== Prompt ==
Output all lines exactly.

>>>>

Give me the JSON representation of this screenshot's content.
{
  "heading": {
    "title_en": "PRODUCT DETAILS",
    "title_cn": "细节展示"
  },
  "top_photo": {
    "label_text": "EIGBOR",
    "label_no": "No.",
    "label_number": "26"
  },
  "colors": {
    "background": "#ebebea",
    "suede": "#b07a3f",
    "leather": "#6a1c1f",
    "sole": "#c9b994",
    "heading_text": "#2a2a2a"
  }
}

<<<<

== Response for this exercise ==
Give me the JSON representation of this screenshot's content.
{
  "heading": {
    "title_en": "PRODUCT DETAILS",
    "title_cn": "细节展示"
  },
  "top_photo": {
    "label_text": "EIGBOR",
    "label_no": "No.",
    "label_number": "26"
  },
  "colors": {
    "background": "#ebebea",
    "suede": "#b07a3f",
    "leather": "#6a1c1f",
    "sole": "#c9b994",
    "heading_text": "#2a2a2a"
  }
}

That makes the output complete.